▶ OBJECTIVE:
Retype the data below without altering anything.

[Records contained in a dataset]
###
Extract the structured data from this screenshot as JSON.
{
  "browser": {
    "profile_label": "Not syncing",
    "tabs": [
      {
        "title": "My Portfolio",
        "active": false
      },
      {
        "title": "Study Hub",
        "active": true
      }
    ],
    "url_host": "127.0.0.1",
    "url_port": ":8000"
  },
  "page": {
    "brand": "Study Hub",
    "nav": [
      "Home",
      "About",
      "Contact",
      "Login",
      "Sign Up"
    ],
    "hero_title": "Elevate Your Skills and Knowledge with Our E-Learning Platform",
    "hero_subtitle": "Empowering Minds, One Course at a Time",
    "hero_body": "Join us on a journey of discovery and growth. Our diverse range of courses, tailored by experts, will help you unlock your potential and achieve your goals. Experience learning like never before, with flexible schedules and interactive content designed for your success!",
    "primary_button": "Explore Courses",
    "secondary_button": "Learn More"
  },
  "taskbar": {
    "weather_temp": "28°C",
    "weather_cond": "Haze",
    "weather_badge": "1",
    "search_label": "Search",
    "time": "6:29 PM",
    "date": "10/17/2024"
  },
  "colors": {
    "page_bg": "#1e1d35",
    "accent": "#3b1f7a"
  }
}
###
▶ SOLUTION TO THE EXERCISE:
Extract the structured data from this screenshot as JSON.
{
  "browser": {
    "profile_label": "Not syncing",
    "tabs": [
      {
        "title": "My Portfolio",
        "active": false
      },
      {
        "title": "Study Hub",
        "active": true
      }
    ],
    "url_host": "127.0.0.1",
    "url_port": ":8000"
  },
  "page": {
    "brand": "Study Hub",
    "nav": [
      "Home",
      "About",
      "Contact",
      "Login",
      "Sign Up"
    ],
    "hero_title": "Elevate Your Skills and Knowledge with Our E-Learning Platform",
    "hero_subtitle": "Empowering Minds, One Course at a Time",
    "hero_body": "Join us on a journey of discovery and growth. Our diverse range of courses, tailored by experts, will help you unlock your potential and achieve your goals. Experience learning like never before, with flexible schedules and interactive content designed for your success!",
    "primary_button": "Explore Courses",
    "secondary_button": "Learn More"
  },
  "taskbar": {
    "weather_temp": "28°C",
    "weather_cond": "Haze",
    "weather_badge": "1",
    "search_label": "Search",
    "time": "6:29 PM",
    "date": "10/17/2024"
  },
  "colors": {
    "page_bg": "#1e1d35",
    "accent": "#3b1f7a"
  }
}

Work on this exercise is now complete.